Directions for this task
Copy each line that holds "arcsec".

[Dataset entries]
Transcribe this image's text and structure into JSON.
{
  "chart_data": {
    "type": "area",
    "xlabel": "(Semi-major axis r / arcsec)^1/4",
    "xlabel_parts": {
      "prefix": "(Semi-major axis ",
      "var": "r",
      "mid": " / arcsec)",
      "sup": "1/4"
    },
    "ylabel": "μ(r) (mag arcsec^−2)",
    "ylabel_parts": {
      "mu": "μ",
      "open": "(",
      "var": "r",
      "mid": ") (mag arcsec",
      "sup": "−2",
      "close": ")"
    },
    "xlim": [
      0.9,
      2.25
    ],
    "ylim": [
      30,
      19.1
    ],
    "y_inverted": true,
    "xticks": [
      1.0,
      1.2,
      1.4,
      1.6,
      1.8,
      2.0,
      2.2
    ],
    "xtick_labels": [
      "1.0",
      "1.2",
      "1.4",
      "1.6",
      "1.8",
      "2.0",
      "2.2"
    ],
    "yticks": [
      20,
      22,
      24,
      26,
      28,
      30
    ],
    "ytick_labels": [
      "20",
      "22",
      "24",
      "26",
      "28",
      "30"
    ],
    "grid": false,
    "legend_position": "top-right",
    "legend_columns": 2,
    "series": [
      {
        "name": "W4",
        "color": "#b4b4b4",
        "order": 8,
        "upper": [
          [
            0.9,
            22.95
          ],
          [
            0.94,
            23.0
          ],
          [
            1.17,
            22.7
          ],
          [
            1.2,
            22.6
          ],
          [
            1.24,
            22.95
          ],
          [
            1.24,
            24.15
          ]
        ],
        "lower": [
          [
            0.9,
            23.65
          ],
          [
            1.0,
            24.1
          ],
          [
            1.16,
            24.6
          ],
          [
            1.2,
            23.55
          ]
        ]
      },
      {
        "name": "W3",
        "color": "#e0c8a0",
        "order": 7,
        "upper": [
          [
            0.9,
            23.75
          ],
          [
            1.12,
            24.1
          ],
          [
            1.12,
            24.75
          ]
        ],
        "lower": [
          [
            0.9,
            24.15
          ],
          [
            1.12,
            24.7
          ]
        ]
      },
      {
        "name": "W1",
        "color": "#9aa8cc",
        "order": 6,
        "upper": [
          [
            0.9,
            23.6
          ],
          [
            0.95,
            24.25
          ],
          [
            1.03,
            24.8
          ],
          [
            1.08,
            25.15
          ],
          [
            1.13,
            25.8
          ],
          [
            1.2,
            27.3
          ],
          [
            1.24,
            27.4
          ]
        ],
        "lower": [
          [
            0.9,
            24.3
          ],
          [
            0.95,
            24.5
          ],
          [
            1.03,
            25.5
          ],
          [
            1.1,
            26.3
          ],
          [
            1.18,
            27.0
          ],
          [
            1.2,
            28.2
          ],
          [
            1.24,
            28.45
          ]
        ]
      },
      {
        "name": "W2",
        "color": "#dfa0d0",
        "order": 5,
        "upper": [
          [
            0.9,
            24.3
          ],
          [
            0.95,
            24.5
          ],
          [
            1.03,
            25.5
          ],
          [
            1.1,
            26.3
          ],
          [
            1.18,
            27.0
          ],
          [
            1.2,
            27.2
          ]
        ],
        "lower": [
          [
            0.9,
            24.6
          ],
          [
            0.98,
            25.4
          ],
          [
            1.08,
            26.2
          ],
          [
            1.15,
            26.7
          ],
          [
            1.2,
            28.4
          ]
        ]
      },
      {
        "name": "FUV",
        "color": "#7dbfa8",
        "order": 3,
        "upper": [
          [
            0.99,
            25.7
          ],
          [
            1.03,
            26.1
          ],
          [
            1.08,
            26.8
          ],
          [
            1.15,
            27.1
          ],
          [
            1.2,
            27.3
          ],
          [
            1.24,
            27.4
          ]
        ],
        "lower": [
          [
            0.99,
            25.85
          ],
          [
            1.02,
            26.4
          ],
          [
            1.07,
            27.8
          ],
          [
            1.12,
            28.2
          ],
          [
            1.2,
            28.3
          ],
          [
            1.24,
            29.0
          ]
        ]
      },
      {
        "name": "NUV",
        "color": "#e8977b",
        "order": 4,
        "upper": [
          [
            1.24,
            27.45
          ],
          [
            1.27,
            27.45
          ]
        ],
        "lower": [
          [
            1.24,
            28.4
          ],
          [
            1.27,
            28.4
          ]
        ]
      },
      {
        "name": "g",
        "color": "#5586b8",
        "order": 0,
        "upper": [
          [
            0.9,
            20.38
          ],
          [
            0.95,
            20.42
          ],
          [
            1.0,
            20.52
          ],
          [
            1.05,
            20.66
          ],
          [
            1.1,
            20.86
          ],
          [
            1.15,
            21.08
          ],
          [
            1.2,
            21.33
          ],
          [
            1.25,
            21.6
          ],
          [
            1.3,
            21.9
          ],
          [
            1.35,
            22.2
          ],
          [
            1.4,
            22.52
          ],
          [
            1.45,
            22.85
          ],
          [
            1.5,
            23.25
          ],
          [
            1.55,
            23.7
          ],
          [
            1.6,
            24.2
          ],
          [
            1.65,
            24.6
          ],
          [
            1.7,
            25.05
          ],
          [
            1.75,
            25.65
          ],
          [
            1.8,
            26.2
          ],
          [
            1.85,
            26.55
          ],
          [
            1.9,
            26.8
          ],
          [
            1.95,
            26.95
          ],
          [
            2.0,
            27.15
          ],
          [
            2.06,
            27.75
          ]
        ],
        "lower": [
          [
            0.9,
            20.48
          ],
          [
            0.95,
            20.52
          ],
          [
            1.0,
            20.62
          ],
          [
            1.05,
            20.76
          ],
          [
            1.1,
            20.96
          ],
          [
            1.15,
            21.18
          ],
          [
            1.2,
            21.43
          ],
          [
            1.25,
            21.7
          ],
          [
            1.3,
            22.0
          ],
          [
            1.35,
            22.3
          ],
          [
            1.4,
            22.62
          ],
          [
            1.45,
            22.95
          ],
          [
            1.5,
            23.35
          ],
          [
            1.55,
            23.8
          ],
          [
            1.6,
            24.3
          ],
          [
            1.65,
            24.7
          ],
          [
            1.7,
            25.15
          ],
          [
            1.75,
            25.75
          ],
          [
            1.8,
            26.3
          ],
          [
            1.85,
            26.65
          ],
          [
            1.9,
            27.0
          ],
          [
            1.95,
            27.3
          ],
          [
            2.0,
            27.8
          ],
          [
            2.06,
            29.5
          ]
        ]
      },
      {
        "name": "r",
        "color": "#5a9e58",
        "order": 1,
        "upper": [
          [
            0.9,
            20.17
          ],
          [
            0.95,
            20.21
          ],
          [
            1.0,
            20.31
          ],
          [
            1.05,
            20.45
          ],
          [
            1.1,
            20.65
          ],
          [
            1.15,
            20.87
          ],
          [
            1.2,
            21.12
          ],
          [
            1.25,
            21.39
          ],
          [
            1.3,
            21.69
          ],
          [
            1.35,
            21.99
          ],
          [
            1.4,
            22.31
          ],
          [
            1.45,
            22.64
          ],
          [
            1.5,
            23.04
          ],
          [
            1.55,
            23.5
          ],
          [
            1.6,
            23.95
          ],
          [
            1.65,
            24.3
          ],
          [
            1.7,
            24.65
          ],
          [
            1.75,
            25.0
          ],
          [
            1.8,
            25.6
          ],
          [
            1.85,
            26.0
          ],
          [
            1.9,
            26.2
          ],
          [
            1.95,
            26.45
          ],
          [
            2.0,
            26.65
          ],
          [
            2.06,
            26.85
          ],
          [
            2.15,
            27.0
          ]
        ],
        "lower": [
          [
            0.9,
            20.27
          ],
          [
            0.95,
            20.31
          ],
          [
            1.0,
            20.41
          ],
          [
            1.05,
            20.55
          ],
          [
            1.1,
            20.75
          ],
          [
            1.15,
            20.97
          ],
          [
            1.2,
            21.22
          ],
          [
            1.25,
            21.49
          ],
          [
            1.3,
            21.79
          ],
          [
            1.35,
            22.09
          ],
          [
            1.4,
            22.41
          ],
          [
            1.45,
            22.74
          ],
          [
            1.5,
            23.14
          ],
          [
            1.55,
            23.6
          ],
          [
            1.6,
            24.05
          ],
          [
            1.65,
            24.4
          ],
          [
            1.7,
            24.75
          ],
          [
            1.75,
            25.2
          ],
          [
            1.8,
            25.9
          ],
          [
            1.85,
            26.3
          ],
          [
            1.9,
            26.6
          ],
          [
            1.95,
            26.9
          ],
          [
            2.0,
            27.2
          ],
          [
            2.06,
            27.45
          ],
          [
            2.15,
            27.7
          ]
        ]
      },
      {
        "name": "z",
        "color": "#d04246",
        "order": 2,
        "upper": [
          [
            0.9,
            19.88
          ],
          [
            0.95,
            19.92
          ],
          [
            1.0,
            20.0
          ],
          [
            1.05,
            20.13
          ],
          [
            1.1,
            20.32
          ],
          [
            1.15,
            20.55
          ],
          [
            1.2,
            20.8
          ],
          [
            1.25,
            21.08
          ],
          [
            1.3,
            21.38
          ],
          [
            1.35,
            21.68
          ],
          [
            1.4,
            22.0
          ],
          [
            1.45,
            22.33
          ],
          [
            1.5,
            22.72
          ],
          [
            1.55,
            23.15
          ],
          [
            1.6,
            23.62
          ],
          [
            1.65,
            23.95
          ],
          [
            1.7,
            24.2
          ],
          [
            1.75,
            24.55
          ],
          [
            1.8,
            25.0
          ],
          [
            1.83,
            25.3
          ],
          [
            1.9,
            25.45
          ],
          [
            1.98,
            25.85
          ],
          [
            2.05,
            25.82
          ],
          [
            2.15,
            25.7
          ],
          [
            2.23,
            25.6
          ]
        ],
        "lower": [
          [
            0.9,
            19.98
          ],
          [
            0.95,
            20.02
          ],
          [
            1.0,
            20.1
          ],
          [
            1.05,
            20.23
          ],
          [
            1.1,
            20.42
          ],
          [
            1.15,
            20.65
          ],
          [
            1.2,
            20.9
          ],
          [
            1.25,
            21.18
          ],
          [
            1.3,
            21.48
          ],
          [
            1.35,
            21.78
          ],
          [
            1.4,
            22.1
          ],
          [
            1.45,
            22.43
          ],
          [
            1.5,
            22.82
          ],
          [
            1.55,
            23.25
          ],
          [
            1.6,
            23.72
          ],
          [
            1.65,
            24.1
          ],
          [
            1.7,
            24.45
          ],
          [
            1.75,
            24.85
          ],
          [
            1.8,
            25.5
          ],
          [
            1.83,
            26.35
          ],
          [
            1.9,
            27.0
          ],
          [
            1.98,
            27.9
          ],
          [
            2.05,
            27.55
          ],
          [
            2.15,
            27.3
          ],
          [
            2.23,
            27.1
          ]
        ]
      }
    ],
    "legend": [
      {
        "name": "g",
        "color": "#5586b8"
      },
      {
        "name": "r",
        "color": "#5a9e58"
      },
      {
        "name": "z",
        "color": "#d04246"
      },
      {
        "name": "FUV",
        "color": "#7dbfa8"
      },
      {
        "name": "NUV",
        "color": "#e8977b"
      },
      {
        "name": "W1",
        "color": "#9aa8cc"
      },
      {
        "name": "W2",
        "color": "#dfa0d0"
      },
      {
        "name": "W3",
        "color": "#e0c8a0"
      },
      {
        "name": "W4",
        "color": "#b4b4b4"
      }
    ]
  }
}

Finished exercise
    "xlabel": "(Semi-major axis r / arcsec)^1/4",
      "mid": " / arcsec)",
    "ylabel": "μ(r) (mag arcsec^−2)",
      "mid": ") (mag arcsec",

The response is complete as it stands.